• _Written exercise_
Copy out the complete listing, word for word.

Collected data
=======
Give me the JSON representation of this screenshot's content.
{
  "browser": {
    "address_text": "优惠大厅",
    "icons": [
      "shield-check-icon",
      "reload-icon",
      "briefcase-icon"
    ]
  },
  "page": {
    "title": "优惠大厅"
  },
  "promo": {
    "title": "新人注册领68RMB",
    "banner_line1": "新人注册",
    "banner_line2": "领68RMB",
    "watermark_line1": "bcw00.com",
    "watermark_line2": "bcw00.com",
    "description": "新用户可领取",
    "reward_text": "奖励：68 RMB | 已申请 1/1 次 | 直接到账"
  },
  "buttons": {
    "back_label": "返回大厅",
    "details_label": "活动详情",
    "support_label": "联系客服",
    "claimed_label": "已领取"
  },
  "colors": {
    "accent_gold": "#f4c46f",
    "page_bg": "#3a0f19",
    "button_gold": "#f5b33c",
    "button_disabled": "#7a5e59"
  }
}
=======
• _The solution_
Give me the JSON representation of this screenshot's content.
{
  "browser": {
    "address_text": "优惠大厅",
    "icons": [
      "shield-check-icon",
      "reload-icon",
      "briefcase-icon"
    ]
  },
  "page": {
    "title": "优惠大厅"
  },
  "promo": {
    "title": "新人注册领68RMB",
    "banner_line1": "新人注册",
    "banner_line2": "领68RMB",
    "watermark_line1": "bcw00.com",
    "watermark_line2": "bcw00.com",
    "description": "新用户可领取",
    "reward_text": "奖励：68 RMB | 已申请 1/1 次 | 直接到账"
  },
  "buttons": {
    "back_label": "返回大厅",
    "details_label": "活动详情",
    "support_label": "联系客服",
    "claimed_label": "已领取"
  },
  "colors": {
    "accent_gold": "#f4c46f",
    "page_bg": "#3a0f19",
    "button_gold": "#f5b33c",
    "button_disabled": "#7a5e59"
  }
}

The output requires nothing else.